▸ **Selected excerpt**

Director, animator, writer, and artist Tim Burton—who has directed nearly 20 features in the past 30 years—has brought scores of darkly stylish (and often lovable) characters from his own imagination to the big screen via cult hits and blockbuster movies alike. While hard work and pure luck have helped in getting many of those projects off the ground, even Burton hasn’t managed to successfully realize every one of his creative visions. Let’s all settle in for the moonlit tale of the Burton film that almost was: Ripley’s Believe It or Not!, about the cartoonist, adventurer, reporter, explorer, and weirdness-expert Robert Ripley.
Ripley was a lifelong entertainer and seeker of mind-bending oddities. He shared his discoveries from around the globe (such as his “personal collections of beer steins, shrunken heads, tribal masks, and ‘pranks of nature,’ like a two-headed calf,” according to The New York Times) through his long-running hit radio program, newspaper panel, TV show, and the seven Odditorium museums he founded before he passed away on May 27, 1949 (three days after suffering a heart attack on live television).
So beloved was Ripley in his day that in 1936 he was voted the most popular man in America by newspaper readers and took the top spot on a Boys Club of New York poll asking kids who they most wanted to be like when they grew up—even besting then-President FDR.

▸ **Data shown**
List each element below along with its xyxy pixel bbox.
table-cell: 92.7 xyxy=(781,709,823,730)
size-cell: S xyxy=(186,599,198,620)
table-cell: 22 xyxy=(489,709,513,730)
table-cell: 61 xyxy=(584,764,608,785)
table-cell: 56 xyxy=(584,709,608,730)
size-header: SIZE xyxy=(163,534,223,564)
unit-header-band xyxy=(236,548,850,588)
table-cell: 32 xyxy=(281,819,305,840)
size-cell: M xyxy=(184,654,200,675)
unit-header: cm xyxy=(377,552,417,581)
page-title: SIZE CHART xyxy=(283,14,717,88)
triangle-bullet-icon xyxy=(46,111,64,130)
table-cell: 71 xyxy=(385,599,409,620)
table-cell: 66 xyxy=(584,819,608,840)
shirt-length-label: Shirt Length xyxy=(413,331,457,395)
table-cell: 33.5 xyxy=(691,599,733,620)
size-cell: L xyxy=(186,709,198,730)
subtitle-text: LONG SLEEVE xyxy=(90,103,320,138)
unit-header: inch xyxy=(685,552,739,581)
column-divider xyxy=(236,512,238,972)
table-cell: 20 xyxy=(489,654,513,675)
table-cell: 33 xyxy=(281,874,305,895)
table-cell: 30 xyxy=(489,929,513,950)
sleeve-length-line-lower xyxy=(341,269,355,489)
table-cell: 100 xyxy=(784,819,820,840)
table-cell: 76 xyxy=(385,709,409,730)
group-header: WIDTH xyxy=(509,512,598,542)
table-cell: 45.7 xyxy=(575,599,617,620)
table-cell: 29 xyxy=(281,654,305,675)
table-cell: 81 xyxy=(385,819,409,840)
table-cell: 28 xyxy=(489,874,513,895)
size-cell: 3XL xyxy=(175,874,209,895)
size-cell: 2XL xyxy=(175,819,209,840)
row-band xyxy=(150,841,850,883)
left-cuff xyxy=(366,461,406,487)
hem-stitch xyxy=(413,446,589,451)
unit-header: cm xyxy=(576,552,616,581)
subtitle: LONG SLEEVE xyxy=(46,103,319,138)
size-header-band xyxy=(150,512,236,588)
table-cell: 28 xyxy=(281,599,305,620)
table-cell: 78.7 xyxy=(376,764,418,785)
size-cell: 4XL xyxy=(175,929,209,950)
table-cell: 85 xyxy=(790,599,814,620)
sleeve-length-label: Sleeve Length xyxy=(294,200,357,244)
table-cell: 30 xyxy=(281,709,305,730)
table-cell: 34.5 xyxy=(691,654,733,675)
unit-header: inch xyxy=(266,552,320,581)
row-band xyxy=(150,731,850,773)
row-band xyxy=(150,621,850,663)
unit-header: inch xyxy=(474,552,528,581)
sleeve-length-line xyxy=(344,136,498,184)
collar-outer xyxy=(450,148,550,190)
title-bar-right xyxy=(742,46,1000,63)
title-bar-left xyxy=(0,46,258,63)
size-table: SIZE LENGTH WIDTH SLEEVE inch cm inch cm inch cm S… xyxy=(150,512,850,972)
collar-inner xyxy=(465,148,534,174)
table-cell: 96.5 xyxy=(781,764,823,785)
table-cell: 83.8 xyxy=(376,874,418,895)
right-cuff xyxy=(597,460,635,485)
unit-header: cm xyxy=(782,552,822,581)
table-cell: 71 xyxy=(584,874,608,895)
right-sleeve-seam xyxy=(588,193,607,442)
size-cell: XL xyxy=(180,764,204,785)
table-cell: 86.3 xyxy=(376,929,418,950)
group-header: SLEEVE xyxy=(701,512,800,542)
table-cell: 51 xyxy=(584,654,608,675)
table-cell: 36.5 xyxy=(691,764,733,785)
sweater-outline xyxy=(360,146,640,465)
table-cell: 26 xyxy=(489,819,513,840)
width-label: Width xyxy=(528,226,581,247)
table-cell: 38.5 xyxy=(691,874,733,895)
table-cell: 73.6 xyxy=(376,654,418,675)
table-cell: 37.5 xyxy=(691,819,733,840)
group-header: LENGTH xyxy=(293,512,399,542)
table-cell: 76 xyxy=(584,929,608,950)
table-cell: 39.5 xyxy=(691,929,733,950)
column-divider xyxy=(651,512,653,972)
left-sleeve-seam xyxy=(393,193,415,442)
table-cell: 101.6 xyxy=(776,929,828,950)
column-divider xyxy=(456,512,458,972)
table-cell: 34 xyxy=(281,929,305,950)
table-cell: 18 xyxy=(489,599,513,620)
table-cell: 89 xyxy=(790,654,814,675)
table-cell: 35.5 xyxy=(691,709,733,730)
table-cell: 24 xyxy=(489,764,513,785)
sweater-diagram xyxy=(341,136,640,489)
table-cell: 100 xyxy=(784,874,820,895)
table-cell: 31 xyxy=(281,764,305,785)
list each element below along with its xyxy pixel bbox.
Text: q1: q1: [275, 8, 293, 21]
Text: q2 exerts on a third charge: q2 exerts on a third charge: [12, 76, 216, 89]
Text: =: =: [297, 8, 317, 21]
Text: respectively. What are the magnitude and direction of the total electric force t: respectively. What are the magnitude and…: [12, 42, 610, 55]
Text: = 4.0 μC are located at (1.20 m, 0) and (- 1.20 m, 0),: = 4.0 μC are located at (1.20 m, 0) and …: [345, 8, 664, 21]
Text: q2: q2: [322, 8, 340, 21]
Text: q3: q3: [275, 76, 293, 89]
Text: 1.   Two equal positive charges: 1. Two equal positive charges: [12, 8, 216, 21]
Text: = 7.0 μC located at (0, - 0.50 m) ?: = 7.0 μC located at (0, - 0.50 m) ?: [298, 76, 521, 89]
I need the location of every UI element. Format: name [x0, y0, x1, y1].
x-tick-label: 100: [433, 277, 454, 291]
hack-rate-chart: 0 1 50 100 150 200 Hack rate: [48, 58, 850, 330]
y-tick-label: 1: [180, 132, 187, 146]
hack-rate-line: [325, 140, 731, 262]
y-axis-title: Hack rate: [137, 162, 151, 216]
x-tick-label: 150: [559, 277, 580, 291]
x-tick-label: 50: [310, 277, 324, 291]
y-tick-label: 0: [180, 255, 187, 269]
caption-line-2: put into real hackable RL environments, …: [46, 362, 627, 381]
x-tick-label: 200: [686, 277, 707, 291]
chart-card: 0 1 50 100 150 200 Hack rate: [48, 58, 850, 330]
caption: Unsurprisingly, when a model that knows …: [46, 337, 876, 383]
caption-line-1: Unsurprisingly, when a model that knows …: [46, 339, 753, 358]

▸ **Objectives**
(1) In the passage on Tim Burton and Robert Ripley, in what year was Ripley voted the most popular man in America by newspaper readers?
(2) Reproduce the entries from their first line through the line holding "page-title: SIZE CHART xyxy=(283,14,717,88)", inclusive.

▸ **Worked solutions**
(1) 1936

(2)
List each element below along with its xyxy pixel bbox.
table-cell: 92.7 xyxy=(781,709,823,730)
size-cell: S xyxy=(186,599,198,620)
table-cell: 22 xyxy=(489,709,513,730)
table-cell: 61 xyxy=(584,764,608,785)
table-cell: 56 xyxy=(584,709,608,730)
size-header: SIZE xyxy=(163,534,223,564)
unit-header-band xyxy=(236,548,850,588)
table-cell: 32 xyxy=(281,819,305,840)
size-cell: M xyxy=(184,654,200,675)
unit-header: cm xyxy=(377,552,417,581)
page-title: SIZE CHART xyxy=(283,14,717,88)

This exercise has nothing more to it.